======== Data for processing ========
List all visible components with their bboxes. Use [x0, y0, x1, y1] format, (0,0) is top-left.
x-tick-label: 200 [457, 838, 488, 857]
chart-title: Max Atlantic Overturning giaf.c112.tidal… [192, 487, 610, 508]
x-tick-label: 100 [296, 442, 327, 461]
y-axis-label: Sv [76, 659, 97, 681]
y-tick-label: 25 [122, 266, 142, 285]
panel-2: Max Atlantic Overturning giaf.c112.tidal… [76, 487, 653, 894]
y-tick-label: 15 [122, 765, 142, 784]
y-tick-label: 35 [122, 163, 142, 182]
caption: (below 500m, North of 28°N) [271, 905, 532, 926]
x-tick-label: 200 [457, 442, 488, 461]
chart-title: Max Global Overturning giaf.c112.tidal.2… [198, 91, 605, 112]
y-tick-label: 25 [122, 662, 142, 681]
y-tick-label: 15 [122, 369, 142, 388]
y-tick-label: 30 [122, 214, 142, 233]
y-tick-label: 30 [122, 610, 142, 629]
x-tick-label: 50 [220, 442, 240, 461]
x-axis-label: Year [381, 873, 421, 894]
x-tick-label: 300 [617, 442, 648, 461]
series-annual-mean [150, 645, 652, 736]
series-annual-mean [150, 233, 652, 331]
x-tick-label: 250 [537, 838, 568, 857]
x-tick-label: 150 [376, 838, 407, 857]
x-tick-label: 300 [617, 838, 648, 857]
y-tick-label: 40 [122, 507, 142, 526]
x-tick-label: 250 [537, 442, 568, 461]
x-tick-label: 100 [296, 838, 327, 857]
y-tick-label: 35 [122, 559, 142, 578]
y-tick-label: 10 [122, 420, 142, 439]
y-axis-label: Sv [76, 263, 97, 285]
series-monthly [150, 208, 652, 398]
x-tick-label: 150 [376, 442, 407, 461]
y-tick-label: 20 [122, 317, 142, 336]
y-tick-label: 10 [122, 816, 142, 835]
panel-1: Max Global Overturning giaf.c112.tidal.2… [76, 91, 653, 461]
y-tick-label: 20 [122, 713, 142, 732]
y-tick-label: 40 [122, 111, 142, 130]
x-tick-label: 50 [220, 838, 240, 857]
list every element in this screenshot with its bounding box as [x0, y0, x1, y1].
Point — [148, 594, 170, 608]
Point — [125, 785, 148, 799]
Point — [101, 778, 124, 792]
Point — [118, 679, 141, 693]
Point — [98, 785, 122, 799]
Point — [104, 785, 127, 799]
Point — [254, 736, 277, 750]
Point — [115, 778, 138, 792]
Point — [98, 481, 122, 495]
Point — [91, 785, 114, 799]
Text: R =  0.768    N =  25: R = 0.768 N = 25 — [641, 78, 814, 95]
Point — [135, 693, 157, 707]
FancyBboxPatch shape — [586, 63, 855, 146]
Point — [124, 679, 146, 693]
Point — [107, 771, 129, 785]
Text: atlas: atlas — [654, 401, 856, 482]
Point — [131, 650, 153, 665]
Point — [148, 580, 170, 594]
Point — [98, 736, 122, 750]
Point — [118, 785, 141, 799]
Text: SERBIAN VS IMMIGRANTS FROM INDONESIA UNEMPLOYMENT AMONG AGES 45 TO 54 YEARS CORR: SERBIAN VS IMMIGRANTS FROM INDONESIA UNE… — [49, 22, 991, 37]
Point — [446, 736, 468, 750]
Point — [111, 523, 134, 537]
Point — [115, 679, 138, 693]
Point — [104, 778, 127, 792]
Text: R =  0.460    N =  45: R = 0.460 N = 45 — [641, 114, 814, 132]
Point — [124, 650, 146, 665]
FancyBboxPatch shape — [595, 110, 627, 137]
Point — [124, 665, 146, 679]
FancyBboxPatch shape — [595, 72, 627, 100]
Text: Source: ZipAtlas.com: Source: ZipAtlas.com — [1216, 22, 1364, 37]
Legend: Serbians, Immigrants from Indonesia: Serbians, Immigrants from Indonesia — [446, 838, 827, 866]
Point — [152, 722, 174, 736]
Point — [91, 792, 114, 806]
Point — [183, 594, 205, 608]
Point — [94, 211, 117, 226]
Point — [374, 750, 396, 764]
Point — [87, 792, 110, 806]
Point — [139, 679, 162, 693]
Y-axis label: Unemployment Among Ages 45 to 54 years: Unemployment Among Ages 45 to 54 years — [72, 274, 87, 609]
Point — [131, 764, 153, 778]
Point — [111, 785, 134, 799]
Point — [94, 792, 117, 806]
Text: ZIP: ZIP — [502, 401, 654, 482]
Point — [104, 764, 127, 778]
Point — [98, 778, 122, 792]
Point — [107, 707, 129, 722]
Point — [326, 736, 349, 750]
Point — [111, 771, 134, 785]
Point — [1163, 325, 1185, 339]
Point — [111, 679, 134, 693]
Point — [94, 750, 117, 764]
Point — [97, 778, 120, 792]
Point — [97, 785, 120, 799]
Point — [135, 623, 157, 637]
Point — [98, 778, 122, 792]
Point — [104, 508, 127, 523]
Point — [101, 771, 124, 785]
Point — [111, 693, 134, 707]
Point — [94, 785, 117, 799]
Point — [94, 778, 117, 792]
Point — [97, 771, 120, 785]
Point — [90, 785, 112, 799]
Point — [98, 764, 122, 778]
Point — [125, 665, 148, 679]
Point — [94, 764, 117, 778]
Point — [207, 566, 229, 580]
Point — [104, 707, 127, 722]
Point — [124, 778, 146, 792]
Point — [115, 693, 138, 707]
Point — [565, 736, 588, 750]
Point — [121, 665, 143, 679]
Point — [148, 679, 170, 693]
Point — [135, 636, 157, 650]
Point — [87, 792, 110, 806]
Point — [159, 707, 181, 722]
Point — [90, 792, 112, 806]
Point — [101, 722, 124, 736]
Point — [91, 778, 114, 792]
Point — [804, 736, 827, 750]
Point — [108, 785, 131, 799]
========
> [What is asked] Reproduce verbatim every line from the very beginning of the items down to the line containing "Point — [98, 785, 122, 799]", including both of those lines.

> [Task solution]
List all visible components with their bboxes. Use [x0, y0, x1, y1] format, (0,0) is top-left.
x-tick-label: 200 [457, 838, 488, 857]
chart-title: Max Atlantic Overturning giaf.c112.tidal… [192, 487, 610, 508]
x-tick-label: 100 [296, 442, 327, 461]
y-axis-label: Sv [76, 659, 97, 681]
y-tick-label: 25 [122, 266, 142, 285]
panel-2: Max Atlantic Overturning giaf.c112.tidal… [76, 487, 653, 894]
y-tick-label: 15 [122, 765, 142, 784]
y-tick-label: 35 [122, 163, 142, 182]
caption: (below 500m, North of 28°N) [271, 905, 532, 926]
x-tick-label: 200 [457, 442, 488, 461]
chart-title: Max Global Overturning giaf.c112.tidal.2… [198, 91, 605, 112]
y-tick-label: 25 [122, 662, 142, 681]
y-tick-label: 15 [122, 369, 142, 388]
y-tick-label: 30 [122, 214, 142, 233]
y-tick-label: 30 [122, 610, 142, 629]
x-tick-label: 50 [220, 442, 240, 461]
x-axis-label: Year [381, 873, 421, 894]
x-tick-label: 300 [617, 442, 648, 461]
series-annual-mean [150, 645, 652, 736]
series-annual-mean [150, 233, 652, 331]
x-tick-label: 250 [537, 838, 568, 857]
x-tick-label: 150 [376, 838, 407, 857]
x-tick-label: 300 [617, 838, 648, 857]
y-tick-label: 40 [122, 507, 142, 526]
x-tick-label: 250 [537, 442, 568, 461]
x-tick-label: 100 [296, 838, 327, 857]
y-tick-label: 35 [122, 559, 142, 578]
y-tick-label: 10 [122, 420, 142, 439]
y-axis-label: Sv [76, 263, 97, 285]
series-monthly [150, 208, 652, 398]
x-tick-label: 150 [376, 442, 407, 461]
y-tick-label: 20 [122, 317, 142, 336]
y-tick-label: 10 [122, 816, 142, 835]
panel-1: Max Global Overturning giaf.c112.tidal.2… [76, 91, 653, 461]
y-tick-label: 20 [122, 713, 142, 732]
y-tick-label: 40 [122, 111, 142, 130]
x-tick-label: 50 [220, 838, 240, 857]
list every element in this screenshot with its bounding box as [x0, y0, x1, y1].
Point — [148, 594, 170, 608]
Point — [125, 785, 148, 799]
Point — [101, 778, 124, 792]
Point — [118, 679, 141, 693]
Point — [98, 785, 122, 799]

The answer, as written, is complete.